## WRITTEN EXERCISE
Print all of the lines exactly. Any picture among them stays out.

## DATASET ROWS
# # # #

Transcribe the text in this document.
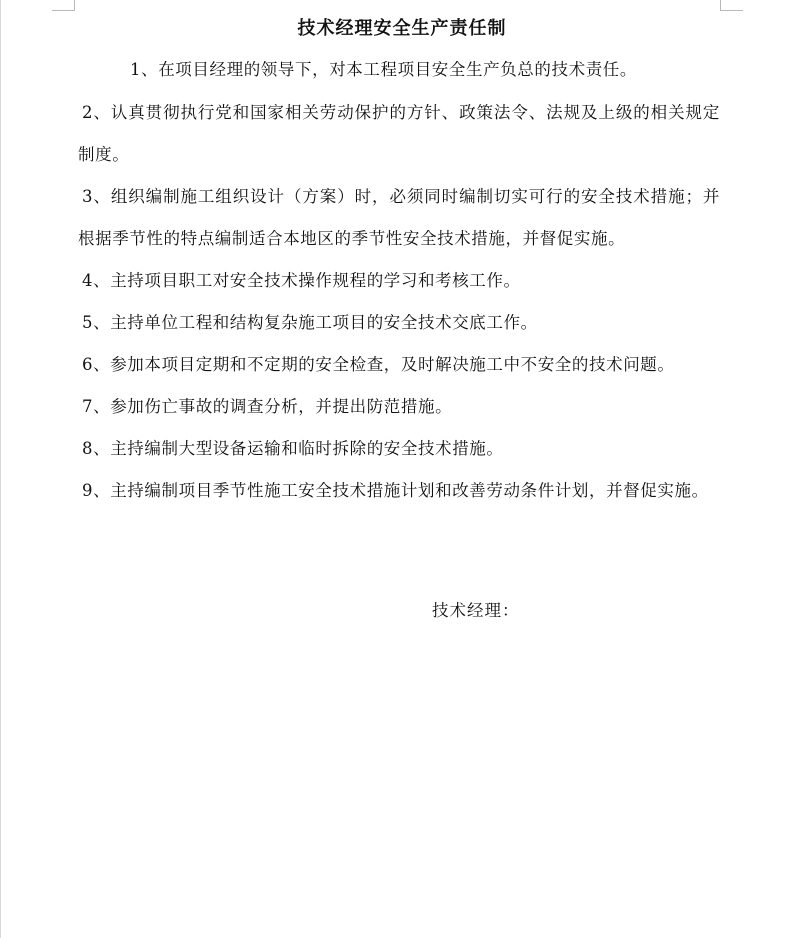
技术经理安全生产责任制

1、在项目经理的领导下，对本工程项目安全生产负总的技术责任。

2、认真贯彻执行党和国家相关劳动保护的方针、政策法令、法规及上级的相关规定制度。

3、组织编制施工组织设计（方案）时，必须同时编制切实可行的安全技术措施；并根据季节性的特点编制适合本地区的季节性安全技术措施，并督促实施。

4、主持项目职工对安全技术操作规程的学习和考核工作。

5、主持单位工程和结构复杂施工项目的安全技术交底工作。

6、参加本项目定期和不定期的安全检查，及时解决施工中不安全的技术问题。

7、参加伤亡事故的调查分析，并提出防范措施。

8、主持编制大型设备运输和临时拆除的安全技术措施。

9、主持编制项目季节性施工安全技术措施计划和改善劳动条件计划，并督促实施。

技术经理：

# # # #

## EXERCISE RESULT
Transcribe the text in this document.
技术经理安全生产责任制

1、在项目经理的领导下，对本工程项目安全生产负总的技术责任。

2、认真贯彻执行党和国家相关劳动保护的方针、政策法令、法规及上级的相关规定制度。

3、组织编制施工组织设计（方案）时，必须同时编制切实可行的安全技术措施；并根据季节性的特点编制适合本地区的季节性安全技术措施，并督促实施。

4、主持项目职工对安全技术操作规程的学习和考核工作。

5、主持单位工程和结构复杂施工项目的安全技术交底工作。

6、参加本项目定期和不定期的安全检查，及时解决施工中不安全的技术问题。

7、参加伤亡事故的调查分析，并提出防范措施。

8、主持编制大型设备运输和临时拆除的安全技术措施。

9、主持编制项目季节性施工安全技术措施计划和改善劳动条件计划，并督促实施。

技术经理：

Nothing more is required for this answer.